** BEGIN RECORD EXCERPTS **

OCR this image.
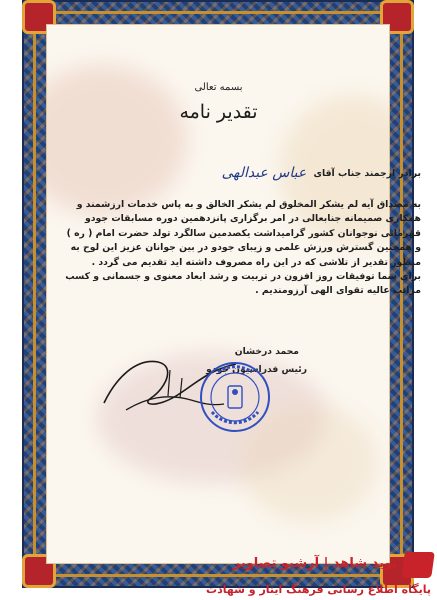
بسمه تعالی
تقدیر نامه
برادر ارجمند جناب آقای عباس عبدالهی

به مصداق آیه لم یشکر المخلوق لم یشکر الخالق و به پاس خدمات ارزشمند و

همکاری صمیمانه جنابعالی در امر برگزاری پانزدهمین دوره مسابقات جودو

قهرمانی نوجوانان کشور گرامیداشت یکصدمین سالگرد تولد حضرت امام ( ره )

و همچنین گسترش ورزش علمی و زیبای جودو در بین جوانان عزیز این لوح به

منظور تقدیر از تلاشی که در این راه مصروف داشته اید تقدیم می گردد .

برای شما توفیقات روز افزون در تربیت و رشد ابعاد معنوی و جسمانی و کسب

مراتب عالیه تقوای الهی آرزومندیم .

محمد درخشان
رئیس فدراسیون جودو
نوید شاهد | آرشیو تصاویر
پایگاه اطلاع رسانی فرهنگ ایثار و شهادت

** END RECORD EXCERPTS **
** BEGIN RECORD EXCERPTS **

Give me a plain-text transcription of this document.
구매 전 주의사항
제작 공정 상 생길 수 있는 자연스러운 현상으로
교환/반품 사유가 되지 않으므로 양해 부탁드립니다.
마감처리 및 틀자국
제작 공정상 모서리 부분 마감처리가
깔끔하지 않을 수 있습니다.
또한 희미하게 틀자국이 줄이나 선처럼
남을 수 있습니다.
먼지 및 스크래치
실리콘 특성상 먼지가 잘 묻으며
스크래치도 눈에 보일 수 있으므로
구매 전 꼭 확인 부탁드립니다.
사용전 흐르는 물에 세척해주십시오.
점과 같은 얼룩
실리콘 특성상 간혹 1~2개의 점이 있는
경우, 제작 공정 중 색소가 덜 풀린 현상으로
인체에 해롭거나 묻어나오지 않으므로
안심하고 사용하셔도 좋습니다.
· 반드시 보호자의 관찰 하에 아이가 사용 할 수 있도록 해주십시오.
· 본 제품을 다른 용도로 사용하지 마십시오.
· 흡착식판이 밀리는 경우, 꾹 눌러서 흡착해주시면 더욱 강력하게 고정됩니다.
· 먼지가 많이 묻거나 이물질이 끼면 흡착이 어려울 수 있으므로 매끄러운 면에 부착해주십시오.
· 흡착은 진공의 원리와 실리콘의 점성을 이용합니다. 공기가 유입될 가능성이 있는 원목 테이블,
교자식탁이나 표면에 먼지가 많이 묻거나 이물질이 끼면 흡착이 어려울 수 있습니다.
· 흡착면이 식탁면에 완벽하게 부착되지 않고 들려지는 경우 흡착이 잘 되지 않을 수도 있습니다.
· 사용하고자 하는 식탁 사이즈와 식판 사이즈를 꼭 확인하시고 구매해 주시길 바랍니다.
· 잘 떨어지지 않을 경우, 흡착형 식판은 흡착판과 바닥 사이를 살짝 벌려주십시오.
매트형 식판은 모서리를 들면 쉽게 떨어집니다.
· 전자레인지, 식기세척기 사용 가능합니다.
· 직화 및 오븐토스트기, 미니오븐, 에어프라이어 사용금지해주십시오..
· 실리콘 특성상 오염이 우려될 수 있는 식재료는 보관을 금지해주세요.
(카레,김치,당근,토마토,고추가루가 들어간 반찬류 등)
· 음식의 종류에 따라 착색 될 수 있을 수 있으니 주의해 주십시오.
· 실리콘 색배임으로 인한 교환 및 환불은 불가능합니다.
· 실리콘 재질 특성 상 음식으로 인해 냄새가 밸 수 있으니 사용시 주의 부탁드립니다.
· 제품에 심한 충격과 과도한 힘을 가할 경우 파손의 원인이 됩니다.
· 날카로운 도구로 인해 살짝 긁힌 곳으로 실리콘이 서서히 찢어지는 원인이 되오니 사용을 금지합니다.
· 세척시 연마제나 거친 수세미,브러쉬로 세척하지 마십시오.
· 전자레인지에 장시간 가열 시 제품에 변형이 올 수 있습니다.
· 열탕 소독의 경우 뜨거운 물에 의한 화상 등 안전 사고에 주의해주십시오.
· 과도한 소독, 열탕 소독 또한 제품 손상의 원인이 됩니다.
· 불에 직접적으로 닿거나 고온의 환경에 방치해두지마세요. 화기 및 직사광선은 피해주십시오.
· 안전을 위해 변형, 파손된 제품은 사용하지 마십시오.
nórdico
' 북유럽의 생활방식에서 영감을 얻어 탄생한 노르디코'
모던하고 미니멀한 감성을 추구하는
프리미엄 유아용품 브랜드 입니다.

** END RECORD EXCERPTS **

» **DIRECTION**
Determine the number of lines in the records that include the string "부탁드립니다", and respond with that number only.

» **FULL ANSWER**
3